→ **Direction**:
Extract the records below word for word and ignore the images.

____ Input

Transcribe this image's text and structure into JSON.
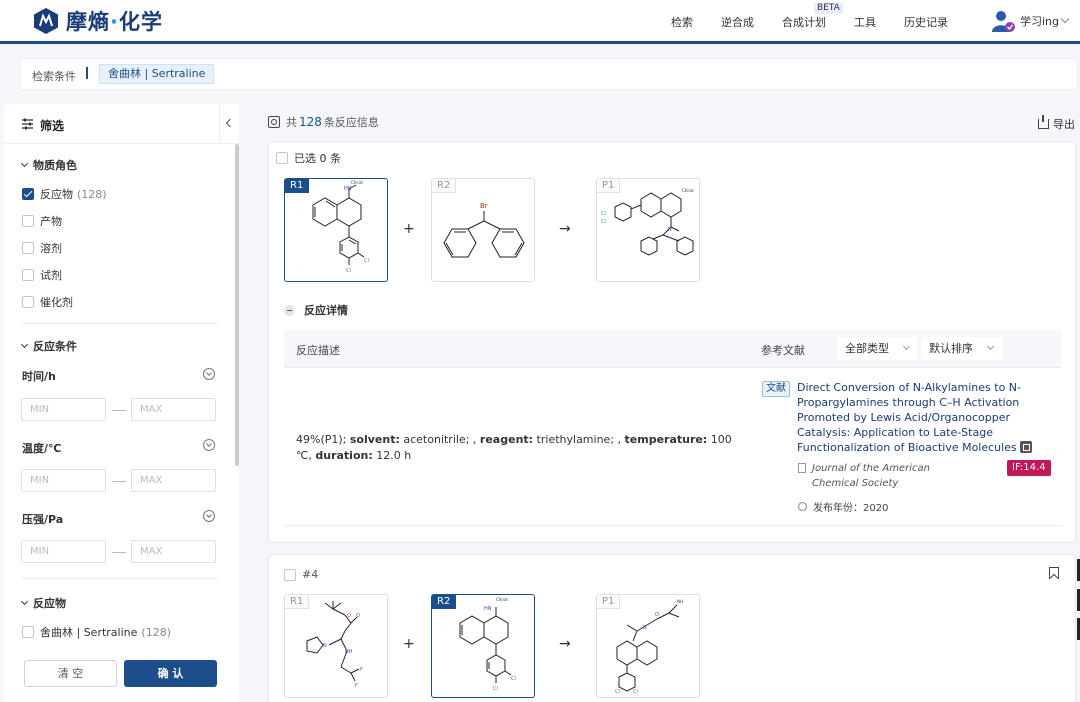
{
  "header": {
    "logo_text_a": "摩熵",
    "logo_text_dot": "·",
    "logo_text_b": "化学",
    "nav": [
      "检索",
      "逆合成",
      "合成计划",
      "工具",
      "历史记录"
    ],
    "beta_label": "BETA",
    "user_name": "学习ing"
  },
  "breadcrumb": {
    "label": "检索条件",
    "tag": "舍曲林 | Sertraline"
  },
  "sidebar": {
    "title": "筛选",
    "role_section": "物质角色",
    "roles": [
      {
        "label": "反应物",
        "count": "(128)",
        "checked": true
      },
      {
        "label": "产物",
        "count": "",
        "checked": false
      },
      {
        "label": "溶剂",
        "count": "",
        "checked": false
      },
      {
        "label": "试剂",
        "count": "",
        "checked": false
      },
      {
        "label": "催化剂",
        "count": "",
        "checked": false
      }
    ],
    "condition_section": "反应条件",
    "conditions": [
      {
        "label": "时间/h",
        "min": "MIN",
        "max": "MAX"
      },
      {
        "label": "温度/℃",
        "min": "MIN",
        "max": "MAX"
      },
      {
        "label": "压强/Pa",
        "min": "MIN",
        "max": "MAX"
      }
    ],
    "reactant_section": "反应物",
    "reactant_item": {
      "label": "舍曲林 | Sertraline",
      "count": "(128)"
    },
    "clear_label": "清 空",
    "confirm_label": "确 认"
  },
  "results": {
    "prefix": "共",
    "count": "128",
    "suffix": "条反应信息",
    "export_label": "导出",
    "select_all": "已选 0 条"
  },
  "reaction1": {
    "tags": [
      "R1",
      "R2",
      "P1"
    ],
    "plus": "+",
    "arrow": "→",
    "chiral": "Chiral",
    "detail_toggle": "反应详情",
    "col_desc": "反应描述",
    "col_ref": "参考文献",
    "type_select": "全部类型",
    "sort_select": "默认排序",
    "desc_yield": "49%(P1); ",
    "desc_solvent_k": "solvent:",
    "desc_solvent_v": " acetonitrile; , ",
    "desc_reagent_k": "reagent:",
    "desc_reagent_v": " triethylamine; , ",
    "desc_temp_k": "temperature:",
    "desc_temp_v": " 100 ℃, ",
    "desc_dur_k": "duration:",
    "desc_dur_v": " 12.0 h",
    "doc_badge": "文献",
    "doc_title": "Direct Conversion of N-Alkylamines to N-Propargylamines through C–H Activation Promoted by Lewis Acid/Organocopper Catalysis: Application to Late-Stage Functionalization of Bioactive Molecules",
    "journal": "Journal of the American Chemical Society",
    "impact_factor": "IF:14.4",
    "year_label": "发布年份：2020"
  },
  "reaction2": {
    "number": "#4",
    "tags": [
      "R1",
      "R2",
      "P1"
    ],
    "plus": "+",
    "arrow": "→",
    "chiral": "Chiral"
  }
}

________

→ **The answer**:
Transcribe this image's text and structure into JSON.
{
  "header": {
    "logo_text_a": "摩熵",
    "logo_text_dot": "·",
    "logo_text_b": "化学",
    "nav": [
      "检索",
      "逆合成",
      "合成计划",
      "工具",
      "历史记录"
    ],
    "beta_label": "BETA",
    "user_name": "学习ing"
  },
  "breadcrumb": {
    "label": "检索条件",
    "tag": "舍曲林 | Sertraline"
  },
  "sidebar": {
    "title": "筛选",
    "role_section": "物质角色",
    "roles": [
      {
        "label": "反应物",
        "count": "(128)",
        "checked": true
      },
      {
        "label": "产物",
        "count": "",
        "checked": false
      },
      {
        "label": "溶剂",
        "count": "",
        "checked": false
      },
      {
        "label": "试剂",
        "count": "",
        "checked": false
      },
      {
        "label": "催化剂",
        "count": "",
        "checked": false
      }
    ],
    "condition_section": "反应条件",
    "conditions": [
      {
        "label": "时间/h",
        "min": "MIN",
        "max": "MAX"
      },
      {
        "label": "温度/℃",
        "min": "MIN",
        "max": "MAX"
      },
      {
        "label": "压强/Pa",
        "min": "MIN",
        "max": "MAX"
      }
    ],
    "reactant_section": "反应物",
    "reactant_item": {
      "label": "舍曲林 | Sertraline",
      "count": "(128)"
    },
    "clear_label": "清 空",
    "confirm_label": "确 认"
  },
  "results": {
    "prefix": "共",
    "count": "128",
    "suffix": "条反应信息",
    "export_label": "导出",
    "select_all": "已选 0 条"
  },
  "reaction1": {
    "tags": [
      "R1",
      "R2",
      "P1"
    ],
    "plus": "+",
    "arrow": "→",
    "chiral": "Chiral",
    "detail_toggle": "反应详情",
    "col_desc": "反应描述",
    "col_ref": "参考文献",
    "type_select": "全部类型",
    "sort_select": "默认排序",
    "desc_yield": "49%(P1); ",
    "desc_solvent_k": "solvent:",
    "desc_solvent_v": " acetonitrile; , ",
    "desc_reagent_k": "reagent:",
    "desc_reagent_v": " triethylamine; , ",
    "desc_temp_k": "temperature:",
    "desc_temp_v": " 100 ℃, ",
    "desc_dur_k": "duration:",
    "desc_dur_v": " 12.0 h",
    "doc_badge": "文献",
    "doc_title": "Direct Conversion of N-Alkylamines to N-Propargylamines through C–H Activation Promoted by Lewis Acid/Organocopper Catalysis: Application to Late-Stage Functionalization of Bioactive Molecules",
    "journal": "Journal of the American Chemical Society",
    "impact_factor": "IF:14.4",
    "year_label": "发布年份：2020"
  },
  "reaction2": {
    "number": "#4",
    "tags": [
      "R1",
      "R2",
      "P1"
    ],
    "plus": "+",
    "arrow": "→",
    "chiral": "Chiral"
  }
}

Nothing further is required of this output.